Exercise objective: Would you repeat the listing exactly but omit every picture?

Data entries:
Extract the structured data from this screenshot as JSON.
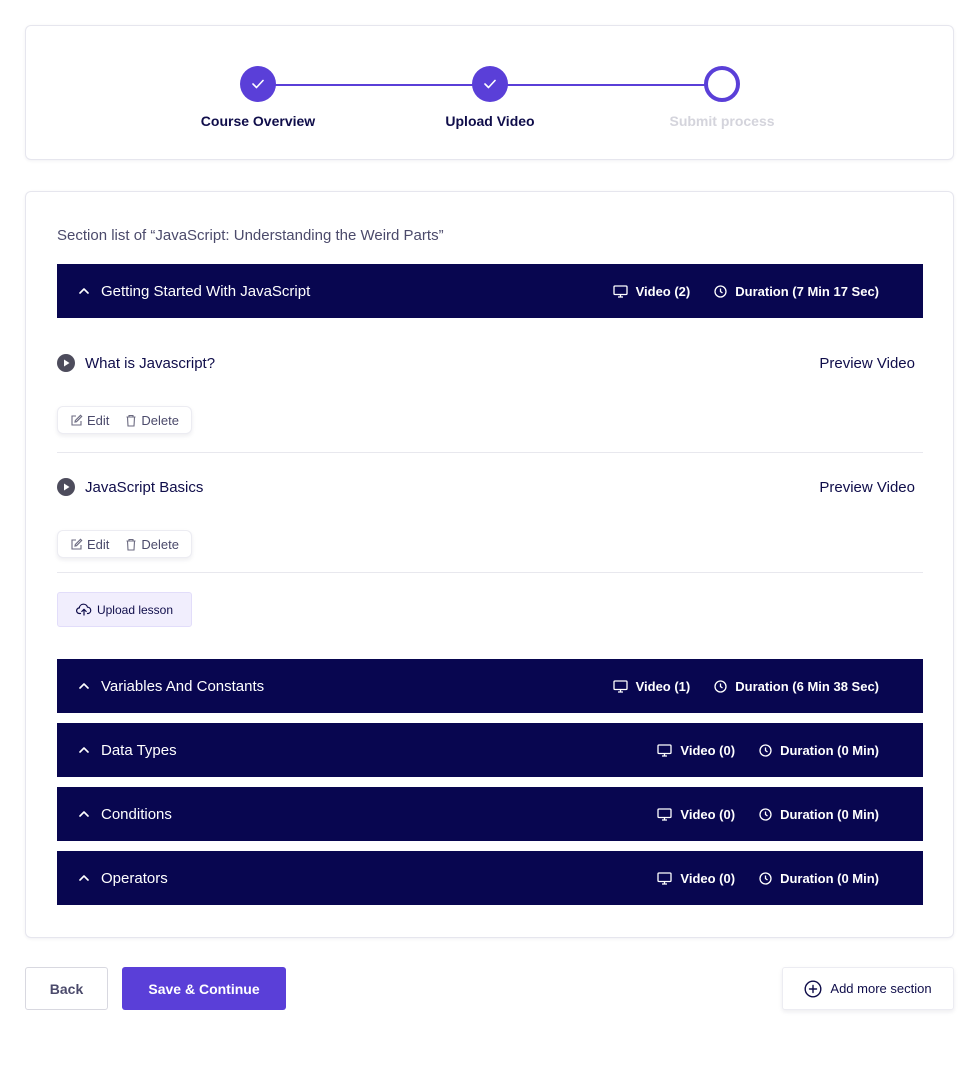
{
  "stepper": {
    "steps": [
      {
        "label": "Course Overview",
        "state": "done"
      },
      {
        "label": "Upload Video",
        "state": "done"
      },
      {
        "label": "Submit process",
        "state": "current"
      }
    ]
  },
  "sections_card": {
    "list_title": "Section list of “JavaScript: Understanding the Weird Parts”",
    "sections": [
      {
        "title": "Getting Started With JavaScript",
        "video": "Video (2)",
        "duration": "Duration (7 Min 17 Sec)",
        "expanded": true,
        "lessons": [
          {
            "title": "What is Javascript?",
            "preview": "Preview Video",
            "edit": "Edit",
            "delete": "Delete"
          },
          {
            "title": "JavaScript Basics",
            "preview": "Preview Video",
            "edit": "Edit",
            "delete": "Delete"
          }
        ],
        "upload_label": "Upload lesson"
      },
      {
        "title": "Variables And Constants",
        "video": "Video (1)",
        "duration": "Duration (6 Min 38 Sec)"
      },
      {
        "title": "Data Types",
        "video": "Video (0)",
        "duration": "Duration (0 Min)"
      },
      {
        "title": "Conditions",
        "video": "Video (0)",
        "duration": "Duration (0 Min)"
      },
      {
        "title": "Operators",
        "video": "Video (0)",
        "duration": "Duration (0 Min)"
      }
    ]
  },
  "footer": {
    "back_label": "Back",
    "save_label": "Save & Continue",
    "add_section_label": "Add more section"
  },
  "colors": {
    "accent": "#5a3fd8",
    "section_bar": "#080650",
    "text_primary": "#0f0d4a"
  }
}
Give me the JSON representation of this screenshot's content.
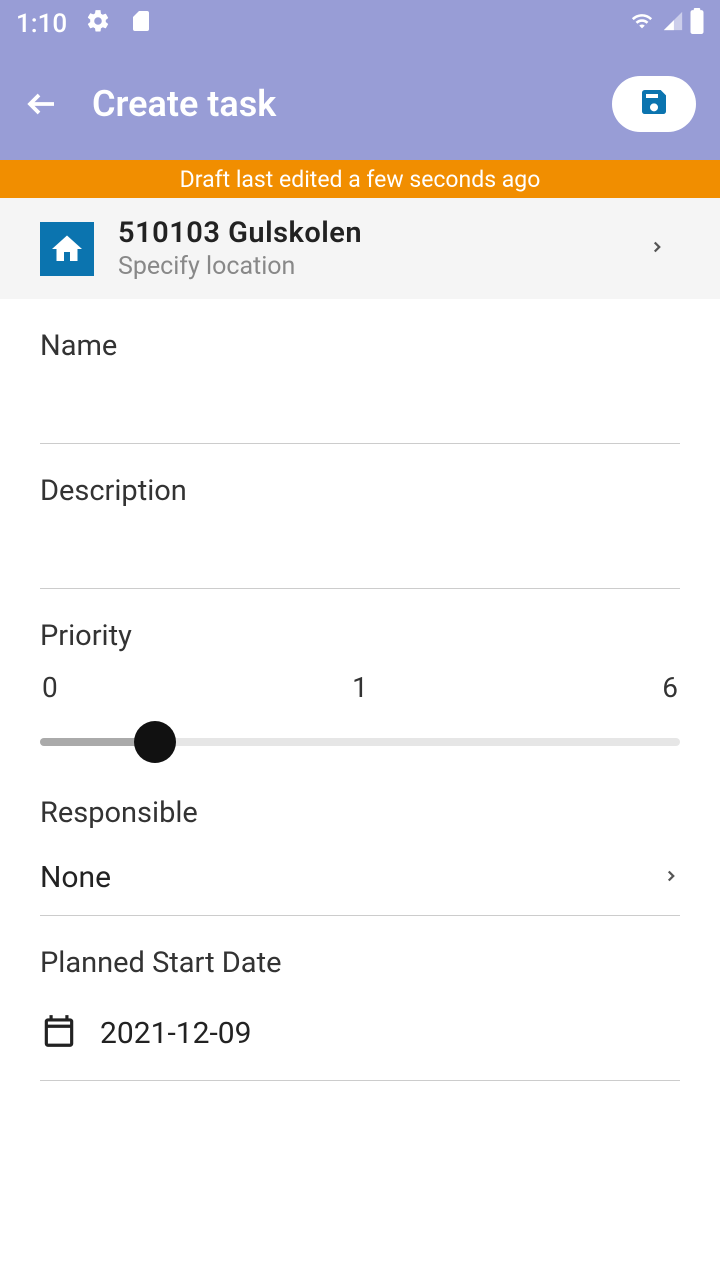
{
  "status": {
    "time": "1:10"
  },
  "header": {
    "title": "Create task"
  },
  "draft_banner": "Draft last edited a few seconds ago",
  "location": {
    "title": "510103 Gulskolen",
    "subtitle": "Specify location"
  },
  "form": {
    "name_label": "Name",
    "name_value": "",
    "description_label": "Description",
    "description_value": "",
    "priority_label": "Priority",
    "priority_min": "0",
    "priority_current": "1",
    "priority_max": "6",
    "priority_fill_percent": 18,
    "responsible_label": "Responsible",
    "responsible_value": "None",
    "planned_date_label": "Planned Start Date",
    "planned_date_value": "2021-12-09"
  }
}
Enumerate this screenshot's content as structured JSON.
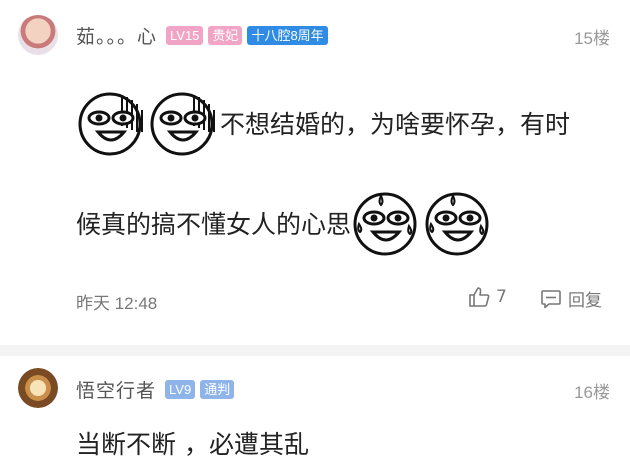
{
  "comments": [
    {
      "username": "茹。。。心",
      "level": "LV15",
      "titles": [
        "贵妃",
        "十八腔8周年"
      ],
      "floor": "15楼",
      "line1": "不想结婚的，为啥要怀孕，有时",
      "line2": "候真的搞不懂女人的心思",
      "time": "昨天 12:48",
      "likes": "7",
      "reply_label": "回复",
      "emoji_line1": [
        "funny-face-icon",
        "funny-face-icon"
      ],
      "emoji_line2": [
        "sweat-face-icon",
        "sweat-face-icon"
      ]
    },
    {
      "username": "悟空行者",
      "level": "LV9",
      "titles": [
        "通判"
      ],
      "floor": "16楼",
      "text": "当断不断 ，必遭其乱"
    }
  ],
  "colors": {
    "level_pink": "#f2a4c6",
    "title_blue": "#2f8be3",
    "level_blue": "#8fb4ea"
  }
}
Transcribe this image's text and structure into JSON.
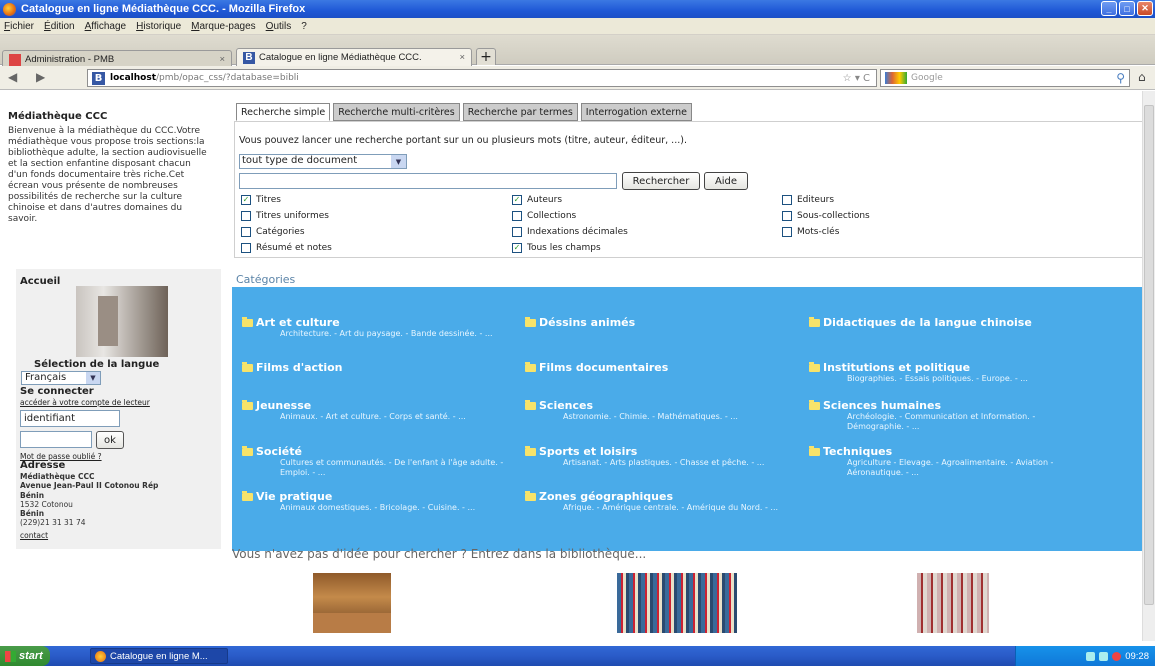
{
  "window": {
    "title": "Catalogue en ligne Médiathèque CCC. - Mozilla Firefox"
  },
  "menubar": [
    "Fichier",
    "Édition",
    "Affichage",
    "Historique",
    "Marque-pages",
    "Outils",
    "?"
  ],
  "tabs": [
    {
      "label": "Administration - PMB"
    },
    {
      "label": "Catalogue en ligne Médiathèque CCC."
    }
  ],
  "url": {
    "host": "localhost",
    "rest": "/pmb/opac_css/?database=bibli"
  },
  "google": {
    "placeholder": "Google"
  },
  "sidebar": {
    "heading": "Médiathèque CCC",
    "intro": "Bienvenue à la médiathèque du CCC.Votre médiathèque vous propose trois sections:la bibliothèque adulte, la section audiovisuelle et la section enfantine disposant chacun d'un fonds documentaire très riche.Cet écrean vous présente de nombreuses possibilités de recherche sur la culture chinoise et dans d'autres domaines du savoir.",
    "accueil": "Accueil",
    "lang_label": "Sélection de la langue",
    "lang_value": "Français",
    "connect": "Se connecter",
    "account_link": "accéder à votre compte de lecteur",
    "login_value": "identifiant",
    "ok": "ok",
    "forgot": "Mot de passe oublié ?",
    "address_label": "Adresse",
    "address_lines": [
      "Médiathèque CCC",
      "Avenue Jean-Paul II Cotonou Rép",
      "Bénin",
      "1532 Cotonou",
      "Bénin",
      "(229)21 31 31 74"
    ],
    "contact": "contact"
  },
  "search_tabs": [
    "Recherche simple",
    "Recherche multi-critères",
    "Recherche par termes",
    "Interrogation externe"
  ],
  "search": {
    "description": "Vous pouvez lancer une recherche portant sur un ou plusieurs mots (titre, auteur, éditeur, ...).",
    "doc_type": "tout type de document",
    "search_btn": "Rechercher",
    "help_btn": "Aide",
    "fields": [
      {
        "label": "Titres",
        "checked": true
      },
      {
        "label": "Auteurs",
        "checked": true
      },
      {
        "label": "Editeurs",
        "checked": false
      },
      {
        "label": "Titres uniformes",
        "checked": false
      },
      {
        "label": "Collections",
        "checked": false
      },
      {
        "label": "Sous-collections",
        "checked": false
      },
      {
        "label": "Catégories",
        "checked": false
      },
      {
        "label": "Indexations décimales",
        "checked": false
      },
      {
        "label": "Mots-clés",
        "checked": false
      },
      {
        "label": "Résumé et notes",
        "checked": false
      },
      {
        "label": "Tous les champs",
        "checked": true
      }
    ]
  },
  "categories_title": "Catégories",
  "categories": [
    {
      "name": "Art et culture",
      "sub": "Architecture. - Art du paysage. - Bande dessinée. - ..."
    },
    {
      "name": "Déssins animés",
      "sub": ""
    },
    {
      "name": "Didactiques de la langue chinoise",
      "sub": ""
    },
    {
      "name": "Films d'action",
      "sub": ""
    },
    {
      "name": "Films documentaires",
      "sub": ""
    },
    {
      "name": "Institutions et politique",
      "sub": "Biographies. - Essais politiques. - Europe. - ..."
    },
    {
      "name": "Jeunesse",
      "sub": "Animaux. - Art et culture. - Corps et santé. - ..."
    },
    {
      "name": "Sciences",
      "sub": "Astronomie. - Chimie. - Mathématiques. - ..."
    },
    {
      "name": "Sciences humaines",
      "sub": "Archéologie. - Communication et Information. - Démographie. - ..."
    },
    {
      "name": "Société",
      "sub": "Cultures et communautés. - De l'enfant à l'âge adulte. - Emploi. - ..."
    },
    {
      "name": "Sports et loisirs",
      "sub": "Artisanat. - Arts plastiques. - Chasse et pêche. - ..."
    },
    {
      "name": "Techniques",
      "sub": "Agriculture - Elevage. - Agroalimentaire. - Aviation - Aéronautique. - ..."
    },
    {
      "name": "Vie pratique",
      "sub": "Animaux domestiques. - Bricolage. - Cuisine. - ..."
    },
    {
      "name": "Zones géographiques",
      "sub": "Afrique. - Amérique centrale. - Amérique du Nord. - ..."
    }
  ],
  "no_idea": "Vous n'avez pas d'idée pour chercher ? Entrez dans la bibliothèque...",
  "taskbar": {
    "start": "start",
    "task": "Catalogue en ligne M...",
    "clock": "09:28"
  }
}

Solution for this problem:
Extract the structured data from this screenshot as JSON.
{
  "stepper": {
    "steps": [
      {
        "label": "Course Overview",
        "state": "done"
      },
      {
        "label": "Upload Video",
        "state": "done"
      },
      {
        "label": "Submit process",
        "state": "current"
      }
    ]
  },
  "sections_card": {
    "list_title": "Section list of “JavaScript: Understanding the Weird Parts”",
    "sections": [
      {
        "title": "Getting Started With JavaScript",
        "video": "Video (2)",
        "duration": "Duration (7 Min 17 Sec)",
        "expanded": true,
        "lessons": [
          {
            "title": "What is Javascript?",
            "preview": "Preview Video",
            "edit": "Edit",
            "delete": "Delete"
          },
          {
            "title": "JavaScript Basics",
            "preview": "Preview Video",
            "edit": "Edit",
            "delete": "Delete"
          }
        ],
        "upload_label": "Upload lesson"
      },
      {
        "title": "Variables And Constants",
        "video": "Video (1)",
        "duration": "Duration (6 Min 38 Sec)"
      },
      {
        "title": "Data Types",
        "video": "Video (0)",
        "duration": "Duration (0 Min)"
      },
      {
        "title": "Conditions",
        "video": "Video (0)",
        "duration": "Duration (0 Min)"
      },
      {
        "title": "Operators",
        "video": "Video (0)",
        "duration": "Duration (0 Min)"
      }
    ]
  },
  "footer": {
    "back_label": "Back",
    "save_label": "Save & Continue",
    "add_section_label": "Add more section"
  },
  "colors": {
    "accent": "#5a3fd8",
    "section_bar": "#080650",
    "text_primary": "#0f0d4a"
  }
}
Give me the JSON representation of this screenshot's content.
{
  "status": {
    "time": "1:10"
  },
  "header": {
    "title": "Create task"
  },
  "draft_banner": "Draft last edited a few seconds ago",
  "location": {
    "title": "510103 Gulskolen",
    "subtitle": "Specify location"
  },
  "form": {
    "name_label": "Name",
    "name_value": "",
    "description_label": "Description",
    "description_value": "",
    "priority_label": "Priority",
    "priority_min": "0",
    "priority_current": "1",
    "priority_max": "6",
    "priority_fill_percent": 18,
    "responsible_label": "Responsible",
    "responsible_value": "None",
    "planned_date_label": "Planned Start Date",
    "planned_date_value": "2021-12-09"
  }
}
Enumerate this screenshot's content as structured JSON.
{
  "comments": [
    {
      "username": "茹。。。心",
      "level": "LV15",
      "titles": [
        "贵妃",
        "十八腔8周年"
      ],
      "floor": "15楼",
      "line1": "不想结婚的，为啥要怀孕，有时",
      "line2": "候真的搞不懂女人的心思",
      "time": "昨天 12:48",
      "likes": "7",
      "reply_label": "回复",
      "emoji_line1": [
        "funny-face-icon",
        "funny-face-icon"
      ],
      "emoji_line2": [
        "sweat-face-icon",
        "sweat-face-icon"
      ]
    },
    {
      "username": "悟空行者",
      "level": "LV9",
      "titles": [
        "通判"
      ],
      "floor": "16楼",
      "text": "当断不断 ，必遭其乱"
    }
  ],
  "colors": {
    "level_pink": "#f2a4c6",
    "title_blue": "#2f8be3",
    "level_blue": "#8fb4ea"
  }
}
Transcribe this image's text and structure into JSON.
{
  "window": {
    "title": "Catalogue en ligne Médiathèque CCC. - Mozilla Firefox"
  },
  "menubar": [
    "Fichier",
    "Édition",
    "Affichage",
    "Historique",
    "Marque-pages",
    "Outils",
    "?"
  ],
  "tabs": [
    {
      "label": "Administration - PMB"
    },
    {
      "label": "Catalogue en ligne Médiathèque CCC."
    }
  ],
  "url": {
    "host": "localhost",
    "rest": "/pmb/opac_css/?database=bibli"
  },
  "google": {
    "placeholder": "Google"
  },
  "sidebar": {
    "heading": "Médiathèque CCC",
    "intro": "Bienvenue à la médiathèque du CCC.Votre médiathèque vous propose trois sections:la bibliothèque adulte, la section audiovisuelle et la section enfantine disposant chacun d'un fonds documentaire très riche.Cet écrean vous présente de nombreuses possibilités de recherche sur la culture chinoise et dans d'autres domaines du savoir.",
    "accueil": "Accueil",
    "lang_label": "Sélection de la langue",
    "lang_value": "Français",
    "connect": "Se connecter",
    "account_link": "accéder à votre compte de lecteur",
    "login_value": "identifiant",
    "ok": "ok",
    "forgot": "Mot de passe oublié ?",
    "address_label": "Adresse",
    "address_lines": [
      "Médiathèque CCC",
      "Avenue Jean-Paul II Cotonou Rép",
      "Bénin",
      "1532 Cotonou",
      "Bénin",
      "(229)21 31 31 74"
    ],
    "contact": "contact"
  },
  "search_tabs": [
    "Recherche simple",
    "Recherche multi-critères",
    "Recherche par termes",
    "Interrogation externe"
  ],
  "search": {
    "description": "Vous pouvez lancer une recherche portant sur un ou plusieurs mots (titre, auteur, éditeur, ...).",
    "doc_type": "tout type de document",
    "search_btn": "Rechercher",
    "help_btn": "Aide",
    "fields": [
      {
        "label": "Titres",
        "checked": true
      },
      {
        "label": "Auteurs",
        "checked": true
      },
      {
        "label": "Editeurs",
        "checked": false
      },
      {
        "label": "Titres uniformes",
        "checked": false
      },
      {
        "label": "Collections",
        "checked": false
      },
      {
        "label": "Sous-collections",
        "checked": false
      },
      {
        "label": "Catégories",
        "checked": false
      },
      {
        "label": "Indexations décimales",
        "checked": false
      },
      {
        "label": "Mots-clés",
        "checked": false
      },
      {
        "label": "Résumé et notes",
        "checked": false
      },
      {
        "label": "Tous les champs",
        "checked": true
      }
    ]
  },
  "categories_title": "Catégories",
  "categories": [
    {
      "name": "Art et culture",
      "sub": "Architecture. - Art du paysage. - Bande dessinée. - ..."
    },
    {
      "name": "Déssins animés",
      "sub": ""
    },
    {
      "name": "Didactiques de la langue chinoise",
      "sub": ""
    },
    {
      "name": "Films d'action",
      "sub": ""
    },
    {
      "name": "Films documentaires",
      "sub": ""
    },
    {
      "name": "Institutions et politique",
      "sub": "Biographies. - Essais politiques. - Europe. - ..."
    },
    {
      "name": "Jeunesse",
      "sub": "Animaux. - Art et culture. - Corps et santé. - ..."
    },
    {
      "name": "Sciences",
      "sub": "Astronomie. - Chimie. - Mathématiques. - ..."
    },
    {
      "name": "Sciences humaines",
      "sub": "Archéologie. - Communication et Information. - Démographie. - ..."
    },
    {
      "name": "Société",
      "sub": "Cultures et communautés. - De l'enfant à l'âge adulte. - Emploi. - ..."
    },
    {
      "name": "Sports et loisirs",
      "sub": "Artisanat. - Arts plastiques. - Chasse et pêche. - ..."
    },
    {
      "name": "Techniques",
      "sub": "Agriculture - Elevage. - Agroalimentaire. - Aviation - Aéronautique. - ..."
    },
    {
      "name": "Vie pratique",
      "sub": "Animaux domestiques. - Bricolage. - Cuisine. - ..."
    },
    {
      "name": "Zones géographiques",
      "sub": "Afrique. - Amérique centrale. - Amérique du Nord. - ..."
    }
  ],
  "no_idea": "Vous n'avez pas d'idée pour chercher ? Entrez dans la bibliothèque...",
  "taskbar": {
    "start": "start",
    "task": "Catalogue en ligne M...",
    "clock": "09:28"
  }
}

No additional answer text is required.